EXERCISE GOAL:
Send back the entries below exactly as they appear.
◆ ◆ ◆ ◆ ◆
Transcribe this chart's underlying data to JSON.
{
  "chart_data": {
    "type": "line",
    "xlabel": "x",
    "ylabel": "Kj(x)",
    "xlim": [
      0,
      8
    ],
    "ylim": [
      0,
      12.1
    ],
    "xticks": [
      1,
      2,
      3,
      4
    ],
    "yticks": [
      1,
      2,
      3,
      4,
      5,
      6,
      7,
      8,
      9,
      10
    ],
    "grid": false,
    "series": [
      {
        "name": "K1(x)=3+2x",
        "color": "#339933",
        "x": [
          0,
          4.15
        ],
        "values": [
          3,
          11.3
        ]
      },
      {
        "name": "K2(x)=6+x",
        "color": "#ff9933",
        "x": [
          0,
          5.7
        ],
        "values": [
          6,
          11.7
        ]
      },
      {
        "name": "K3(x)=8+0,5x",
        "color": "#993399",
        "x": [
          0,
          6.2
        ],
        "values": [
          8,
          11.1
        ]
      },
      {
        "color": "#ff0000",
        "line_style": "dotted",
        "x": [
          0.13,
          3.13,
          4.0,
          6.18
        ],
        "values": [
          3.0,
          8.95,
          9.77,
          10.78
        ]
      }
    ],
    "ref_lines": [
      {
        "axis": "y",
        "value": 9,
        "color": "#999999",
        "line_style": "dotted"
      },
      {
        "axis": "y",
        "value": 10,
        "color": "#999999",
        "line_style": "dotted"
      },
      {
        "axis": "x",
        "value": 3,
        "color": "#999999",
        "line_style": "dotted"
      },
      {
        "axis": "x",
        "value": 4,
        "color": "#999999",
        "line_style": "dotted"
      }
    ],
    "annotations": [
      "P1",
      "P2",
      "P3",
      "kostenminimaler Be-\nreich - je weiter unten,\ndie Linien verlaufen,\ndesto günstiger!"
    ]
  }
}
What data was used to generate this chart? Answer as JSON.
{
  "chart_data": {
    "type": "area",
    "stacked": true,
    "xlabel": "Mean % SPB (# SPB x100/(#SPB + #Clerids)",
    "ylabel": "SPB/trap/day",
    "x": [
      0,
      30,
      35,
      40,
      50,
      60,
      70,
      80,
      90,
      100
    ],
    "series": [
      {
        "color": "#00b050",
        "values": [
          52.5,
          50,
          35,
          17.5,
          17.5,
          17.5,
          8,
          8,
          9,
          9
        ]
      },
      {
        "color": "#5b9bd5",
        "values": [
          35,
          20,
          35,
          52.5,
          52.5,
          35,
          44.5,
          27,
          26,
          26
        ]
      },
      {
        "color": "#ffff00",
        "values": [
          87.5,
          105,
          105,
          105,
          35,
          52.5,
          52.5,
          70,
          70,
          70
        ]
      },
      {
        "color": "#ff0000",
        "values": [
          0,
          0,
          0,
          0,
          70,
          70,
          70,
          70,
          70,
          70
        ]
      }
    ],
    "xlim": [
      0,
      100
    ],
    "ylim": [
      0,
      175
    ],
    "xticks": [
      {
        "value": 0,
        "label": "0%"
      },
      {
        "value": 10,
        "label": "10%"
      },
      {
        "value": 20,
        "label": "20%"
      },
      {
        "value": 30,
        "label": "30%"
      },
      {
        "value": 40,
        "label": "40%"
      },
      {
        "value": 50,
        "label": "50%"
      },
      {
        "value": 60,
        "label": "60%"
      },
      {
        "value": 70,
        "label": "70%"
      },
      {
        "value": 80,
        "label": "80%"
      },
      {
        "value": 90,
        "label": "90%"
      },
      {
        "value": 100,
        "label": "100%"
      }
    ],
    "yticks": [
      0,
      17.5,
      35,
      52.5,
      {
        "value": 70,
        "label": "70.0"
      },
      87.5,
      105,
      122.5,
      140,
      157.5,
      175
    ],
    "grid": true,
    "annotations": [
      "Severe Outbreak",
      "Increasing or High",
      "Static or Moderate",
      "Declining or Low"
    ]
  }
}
◆ ◆ ◆ ◆ ◆
SOLUTION TO THE EXERCISE:
Transcribe this chart's underlying data to JSON.
{
  "chart_data": {
    "type": "line",
    "xlabel": "x",
    "ylabel": "Kj(x)",
    "xlim": [
      0,
      8
    ],
    "ylim": [
      0,
      12.1
    ],
    "xticks": [
      1,
      2,
      3,
      4
    ],
    "yticks": [
      1,
      2,
      3,
      4,
      5,
      6,
      7,
      8,
      9,
      10
    ],
    "grid": false,
    "series": [
      {
        "name": "K1(x)=3+2x",
        "color": "#339933",
        "x": [
          0,
          4.15
        ],
        "values": [
          3,
          11.3
        ]
      },
      {
        "name": "K2(x)=6+x",
        "color": "#ff9933",
        "x": [
          0,
          5.7
        ],
        "values": [
          6,
          11.7
        ]
      },
      {
        "name": "K3(x)=8+0,5x",
        "color": "#993399",
        "x": [
          0,
          6.2
        ],
        "values": [
          8,
          11.1
        ]
      },
      {
        "color": "#ff0000",
        "line_style": "dotted",
        "x": [
          0.13,
          3.13,
          4.0,
          6.18
        ],
        "values": [
          3.0,
          8.95,
          9.77,
          10.78
        ]
      }
    ],
    "ref_lines": [
      {
        "axis": "y",
        "value": 9,
        "color": "#999999",
        "line_style": "dotted"
      },
      {
        "axis": "y",
        "value": 10,
        "color": "#999999",
        "line_style": "dotted"
      },
      {
        "axis": "x",
        "value": 3,
        "color": "#999999",
        "line_style": "dotted"
      },
      {
        "axis": "x",
        "value": 4,
        "color": "#999999",
        "line_style": "dotted"
      }
    ],
    "annotations": [
      "P1",
      "P2",
      "P3",
      "kostenminimaler Be-\nreich - je weiter unten,\ndie Linien verlaufen,\ndesto günstiger!"
    ]
  }
}
What data was used to generate this chart? Answer as JSON.
{
  "chart_data": {
    "type": "area",
    "stacked": true,
    "xlabel": "Mean % SPB (# SPB x100/(#SPB + #Clerids)",
    "ylabel": "SPB/trap/day",
    "x": [
      0,
      30,
      35,
      40,
      50,
      60,
      70,
      80,
      90,
      100
    ],
    "series": [
      {
        "color": "#00b050",
        "values": [
          52.5,
          50,
          35,
          17.5,
          17.5,
          17.5,
          8,
          8,
          9,
          9
        ]
      },
      {
        "color": "#5b9bd5",
        "values": [
          35,
          20,
          35,
          52.5,
          52.5,
          35,
          44.5,
          27,
          26,
          26
        ]
      },
      {
        "color": "#ffff00",
        "values": [
          87.5,
          105,
          105,
          105,
          35,
          52.5,
          52.5,
          70,
          70,
          70
        ]
      },
      {
        "color": "#ff0000",
        "values": [
          0,
          0,
          0,
          0,
          70,
          70,
          70,
          70,
          70,
          70
        ]
      }
    ],
    "xlim": [
      0,
      100
    ],
    "ylim": [
      0,
      175
    ],
    "xticks": [
      {
        "value": 0,
        "label": "0%"
      },
      {
        "value": 10,
        "label": "10%"
      },
      {
        "value": 20,
        "label": "20%"
      },
      {
        "value": 30,
        "label": "30%"
      },
      {
        "value": 40,
        "label": "40%"
      },
      {
        "value": 50,
        "label": "50%"
      },
      {
        "value": 60,
        "label": "60%"
      },
      {
        "value": 70,
        "label": "70%"
      },
      {
        "value": 80,
        "label": "80%"
      },
      {
        "value": 90,
        "label": "90%"
      },
      {
        "value": 100,
        "label": "100%"
      }
    ],
    "yticks": [
      0,
      17.5,
      35,
      52.5,
      {
        "value": 70,
        "label": "70.0"
      },
      87.5,
      105,
      122.5,
      140,
      157.5,
      175
    ],
    "grid": true,
    "annotations": [
      "Severe Outbreak",
      "Increasing or High",
      "Static or Moderate",
      "Declining or Low"
    ]
  }
}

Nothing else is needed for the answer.